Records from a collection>
☆ ☆ ☆ ☆ ☆ ☆ ☆

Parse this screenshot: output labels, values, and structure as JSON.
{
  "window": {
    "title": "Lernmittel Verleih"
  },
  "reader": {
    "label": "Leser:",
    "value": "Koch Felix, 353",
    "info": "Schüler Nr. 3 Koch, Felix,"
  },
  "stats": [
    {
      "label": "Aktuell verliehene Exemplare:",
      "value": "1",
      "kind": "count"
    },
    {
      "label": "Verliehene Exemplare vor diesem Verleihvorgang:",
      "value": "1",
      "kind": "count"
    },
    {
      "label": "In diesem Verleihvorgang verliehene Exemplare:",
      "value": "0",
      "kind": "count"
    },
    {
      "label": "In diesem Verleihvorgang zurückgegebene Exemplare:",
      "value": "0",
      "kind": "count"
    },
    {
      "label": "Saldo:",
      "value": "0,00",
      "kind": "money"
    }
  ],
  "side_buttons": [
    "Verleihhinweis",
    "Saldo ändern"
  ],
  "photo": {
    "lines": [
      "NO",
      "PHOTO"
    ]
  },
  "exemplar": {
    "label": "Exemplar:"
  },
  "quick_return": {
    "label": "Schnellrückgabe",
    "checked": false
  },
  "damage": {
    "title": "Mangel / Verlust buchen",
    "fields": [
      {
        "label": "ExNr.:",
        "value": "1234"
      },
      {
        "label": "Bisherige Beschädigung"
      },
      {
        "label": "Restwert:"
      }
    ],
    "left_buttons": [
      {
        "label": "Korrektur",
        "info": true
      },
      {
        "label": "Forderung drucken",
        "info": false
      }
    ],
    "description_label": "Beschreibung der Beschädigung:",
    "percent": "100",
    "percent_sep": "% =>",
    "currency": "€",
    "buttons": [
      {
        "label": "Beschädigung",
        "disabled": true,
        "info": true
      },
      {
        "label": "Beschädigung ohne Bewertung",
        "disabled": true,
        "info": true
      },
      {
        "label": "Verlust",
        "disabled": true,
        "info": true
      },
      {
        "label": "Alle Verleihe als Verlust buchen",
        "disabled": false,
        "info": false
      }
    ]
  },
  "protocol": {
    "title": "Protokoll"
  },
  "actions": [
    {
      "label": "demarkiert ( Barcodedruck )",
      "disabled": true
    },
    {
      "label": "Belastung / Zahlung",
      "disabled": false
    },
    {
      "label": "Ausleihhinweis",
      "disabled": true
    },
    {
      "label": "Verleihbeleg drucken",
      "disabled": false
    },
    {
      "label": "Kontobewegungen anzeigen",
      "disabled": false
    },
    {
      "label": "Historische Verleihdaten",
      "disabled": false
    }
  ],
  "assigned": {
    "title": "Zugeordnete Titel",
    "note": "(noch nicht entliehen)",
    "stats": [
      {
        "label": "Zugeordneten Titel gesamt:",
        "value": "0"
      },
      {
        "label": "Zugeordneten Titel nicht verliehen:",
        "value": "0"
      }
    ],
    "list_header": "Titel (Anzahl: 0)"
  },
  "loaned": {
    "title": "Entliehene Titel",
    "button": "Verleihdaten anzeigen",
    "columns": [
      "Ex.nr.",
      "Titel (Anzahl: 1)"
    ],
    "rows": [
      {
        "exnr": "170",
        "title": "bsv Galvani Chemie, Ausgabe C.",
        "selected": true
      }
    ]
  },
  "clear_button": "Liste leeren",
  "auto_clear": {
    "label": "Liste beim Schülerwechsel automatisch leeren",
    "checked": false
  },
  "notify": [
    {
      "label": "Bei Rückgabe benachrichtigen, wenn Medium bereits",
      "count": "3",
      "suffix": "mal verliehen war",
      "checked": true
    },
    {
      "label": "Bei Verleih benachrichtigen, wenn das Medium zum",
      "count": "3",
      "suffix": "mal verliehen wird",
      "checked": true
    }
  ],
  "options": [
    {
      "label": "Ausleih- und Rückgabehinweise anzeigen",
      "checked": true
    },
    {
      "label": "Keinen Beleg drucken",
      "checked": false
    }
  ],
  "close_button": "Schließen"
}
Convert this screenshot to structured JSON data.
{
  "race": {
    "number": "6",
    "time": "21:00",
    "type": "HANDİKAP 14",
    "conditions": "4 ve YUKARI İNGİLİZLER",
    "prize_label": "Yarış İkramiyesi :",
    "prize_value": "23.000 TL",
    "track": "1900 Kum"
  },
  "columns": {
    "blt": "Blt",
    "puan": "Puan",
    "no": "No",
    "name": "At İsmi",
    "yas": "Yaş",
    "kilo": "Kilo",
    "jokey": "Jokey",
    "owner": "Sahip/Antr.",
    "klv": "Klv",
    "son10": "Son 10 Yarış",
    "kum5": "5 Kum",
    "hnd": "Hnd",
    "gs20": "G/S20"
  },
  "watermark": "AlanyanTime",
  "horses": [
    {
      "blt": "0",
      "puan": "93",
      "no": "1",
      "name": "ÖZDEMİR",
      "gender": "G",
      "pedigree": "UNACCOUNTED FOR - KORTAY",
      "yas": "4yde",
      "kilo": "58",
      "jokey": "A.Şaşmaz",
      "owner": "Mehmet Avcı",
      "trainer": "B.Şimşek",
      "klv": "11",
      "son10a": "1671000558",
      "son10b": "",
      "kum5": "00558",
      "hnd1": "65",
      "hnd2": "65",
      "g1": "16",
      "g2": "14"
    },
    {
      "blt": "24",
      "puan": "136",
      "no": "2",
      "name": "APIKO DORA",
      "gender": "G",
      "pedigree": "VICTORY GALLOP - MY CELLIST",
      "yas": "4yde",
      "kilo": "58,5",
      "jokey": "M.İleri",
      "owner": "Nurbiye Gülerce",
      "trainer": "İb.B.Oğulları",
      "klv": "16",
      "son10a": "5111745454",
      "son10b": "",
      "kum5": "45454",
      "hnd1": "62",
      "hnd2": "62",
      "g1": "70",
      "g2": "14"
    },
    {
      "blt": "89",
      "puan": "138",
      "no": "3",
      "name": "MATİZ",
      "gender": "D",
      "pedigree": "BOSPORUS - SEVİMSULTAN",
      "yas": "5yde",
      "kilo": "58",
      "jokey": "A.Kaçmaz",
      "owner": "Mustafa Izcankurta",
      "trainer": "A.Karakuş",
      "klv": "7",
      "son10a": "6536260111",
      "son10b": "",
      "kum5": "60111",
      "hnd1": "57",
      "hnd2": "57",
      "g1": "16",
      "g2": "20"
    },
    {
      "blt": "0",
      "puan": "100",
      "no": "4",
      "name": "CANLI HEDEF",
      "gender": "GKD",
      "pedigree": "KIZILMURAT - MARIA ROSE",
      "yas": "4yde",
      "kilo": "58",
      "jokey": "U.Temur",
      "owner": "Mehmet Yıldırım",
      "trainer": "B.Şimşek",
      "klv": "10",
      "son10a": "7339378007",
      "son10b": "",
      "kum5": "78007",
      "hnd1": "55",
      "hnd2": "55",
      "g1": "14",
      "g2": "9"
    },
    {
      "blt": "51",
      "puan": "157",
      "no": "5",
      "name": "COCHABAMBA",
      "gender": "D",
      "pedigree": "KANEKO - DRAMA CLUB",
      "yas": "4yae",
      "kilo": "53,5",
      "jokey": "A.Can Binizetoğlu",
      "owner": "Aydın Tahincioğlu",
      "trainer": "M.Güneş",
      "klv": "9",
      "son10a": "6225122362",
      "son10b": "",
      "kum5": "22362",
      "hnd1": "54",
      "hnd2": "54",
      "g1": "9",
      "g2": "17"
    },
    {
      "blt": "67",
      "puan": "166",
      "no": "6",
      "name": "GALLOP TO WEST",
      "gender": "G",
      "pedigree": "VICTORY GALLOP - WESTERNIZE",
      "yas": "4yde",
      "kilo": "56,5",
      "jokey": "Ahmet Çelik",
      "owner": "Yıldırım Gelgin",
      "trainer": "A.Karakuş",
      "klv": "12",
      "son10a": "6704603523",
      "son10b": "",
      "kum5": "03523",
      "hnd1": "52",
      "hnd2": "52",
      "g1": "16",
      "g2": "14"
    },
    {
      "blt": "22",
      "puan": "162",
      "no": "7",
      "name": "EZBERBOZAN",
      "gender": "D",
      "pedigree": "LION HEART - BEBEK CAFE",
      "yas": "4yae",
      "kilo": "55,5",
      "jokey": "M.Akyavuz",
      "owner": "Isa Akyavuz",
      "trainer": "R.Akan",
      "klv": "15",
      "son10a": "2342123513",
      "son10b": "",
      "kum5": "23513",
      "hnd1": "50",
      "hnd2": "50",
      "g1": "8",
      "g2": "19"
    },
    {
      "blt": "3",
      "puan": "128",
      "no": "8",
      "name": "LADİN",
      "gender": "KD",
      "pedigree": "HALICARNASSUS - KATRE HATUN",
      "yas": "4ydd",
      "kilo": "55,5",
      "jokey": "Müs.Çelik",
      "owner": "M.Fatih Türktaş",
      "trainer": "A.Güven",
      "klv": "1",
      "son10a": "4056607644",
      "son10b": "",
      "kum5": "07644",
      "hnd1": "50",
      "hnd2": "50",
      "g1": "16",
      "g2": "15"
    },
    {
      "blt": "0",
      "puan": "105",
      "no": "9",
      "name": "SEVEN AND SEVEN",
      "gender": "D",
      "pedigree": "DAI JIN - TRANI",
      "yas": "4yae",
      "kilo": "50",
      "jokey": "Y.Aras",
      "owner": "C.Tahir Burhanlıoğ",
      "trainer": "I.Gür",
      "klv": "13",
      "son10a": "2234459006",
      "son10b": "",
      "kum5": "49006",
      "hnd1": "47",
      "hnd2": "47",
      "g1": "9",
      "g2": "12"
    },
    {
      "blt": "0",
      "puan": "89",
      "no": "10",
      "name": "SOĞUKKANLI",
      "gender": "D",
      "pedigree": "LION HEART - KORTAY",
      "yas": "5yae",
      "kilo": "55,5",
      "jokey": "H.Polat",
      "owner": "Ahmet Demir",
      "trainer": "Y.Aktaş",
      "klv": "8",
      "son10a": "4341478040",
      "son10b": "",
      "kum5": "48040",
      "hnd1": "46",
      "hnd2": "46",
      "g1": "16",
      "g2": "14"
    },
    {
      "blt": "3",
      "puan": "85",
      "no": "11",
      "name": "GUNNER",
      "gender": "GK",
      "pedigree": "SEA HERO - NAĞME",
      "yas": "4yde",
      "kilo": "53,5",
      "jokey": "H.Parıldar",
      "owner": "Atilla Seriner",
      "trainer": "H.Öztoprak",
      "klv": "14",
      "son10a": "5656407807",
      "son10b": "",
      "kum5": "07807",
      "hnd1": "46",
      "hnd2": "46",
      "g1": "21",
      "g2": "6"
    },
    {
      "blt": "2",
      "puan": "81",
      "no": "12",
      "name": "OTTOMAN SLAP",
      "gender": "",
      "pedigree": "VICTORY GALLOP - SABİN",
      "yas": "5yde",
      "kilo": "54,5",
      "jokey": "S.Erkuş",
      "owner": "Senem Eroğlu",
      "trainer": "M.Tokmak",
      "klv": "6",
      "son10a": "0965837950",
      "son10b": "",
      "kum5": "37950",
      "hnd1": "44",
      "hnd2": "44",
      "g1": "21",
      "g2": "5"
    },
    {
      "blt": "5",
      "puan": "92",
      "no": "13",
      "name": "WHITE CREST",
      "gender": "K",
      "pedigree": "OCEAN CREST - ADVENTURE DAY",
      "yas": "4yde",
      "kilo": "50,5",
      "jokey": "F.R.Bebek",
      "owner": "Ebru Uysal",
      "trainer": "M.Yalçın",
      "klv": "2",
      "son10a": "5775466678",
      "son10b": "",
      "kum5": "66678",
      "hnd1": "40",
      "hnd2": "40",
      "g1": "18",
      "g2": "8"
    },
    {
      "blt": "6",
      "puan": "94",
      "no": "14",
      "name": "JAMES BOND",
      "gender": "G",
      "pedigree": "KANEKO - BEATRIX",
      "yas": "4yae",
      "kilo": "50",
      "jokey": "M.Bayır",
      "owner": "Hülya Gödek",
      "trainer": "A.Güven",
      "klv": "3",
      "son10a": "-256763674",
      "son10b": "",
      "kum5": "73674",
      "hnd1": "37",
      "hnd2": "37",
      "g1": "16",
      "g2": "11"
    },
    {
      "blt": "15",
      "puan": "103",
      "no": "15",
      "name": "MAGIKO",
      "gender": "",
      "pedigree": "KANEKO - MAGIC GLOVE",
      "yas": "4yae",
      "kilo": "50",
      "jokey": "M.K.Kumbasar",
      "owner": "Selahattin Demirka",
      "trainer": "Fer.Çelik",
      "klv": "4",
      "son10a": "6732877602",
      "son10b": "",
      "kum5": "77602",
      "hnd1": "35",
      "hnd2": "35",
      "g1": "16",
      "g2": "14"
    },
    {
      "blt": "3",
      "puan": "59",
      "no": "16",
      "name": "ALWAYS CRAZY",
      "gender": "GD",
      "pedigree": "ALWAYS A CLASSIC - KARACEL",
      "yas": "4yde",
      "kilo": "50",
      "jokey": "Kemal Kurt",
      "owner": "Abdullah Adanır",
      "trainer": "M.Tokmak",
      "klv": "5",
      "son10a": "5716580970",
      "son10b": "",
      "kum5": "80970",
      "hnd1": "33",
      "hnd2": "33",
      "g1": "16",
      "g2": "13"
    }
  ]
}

☆ ☆ ☆ ☆ ☆ ☆ ☆

Required task> Review the preceding data and report every line that includes the string "Çelik".

Response to this exercise>
      "jokey": "Ahmet Çelik",
      "jokey": "Müs.Çelik",
      "trainer": "Fer.Çelik",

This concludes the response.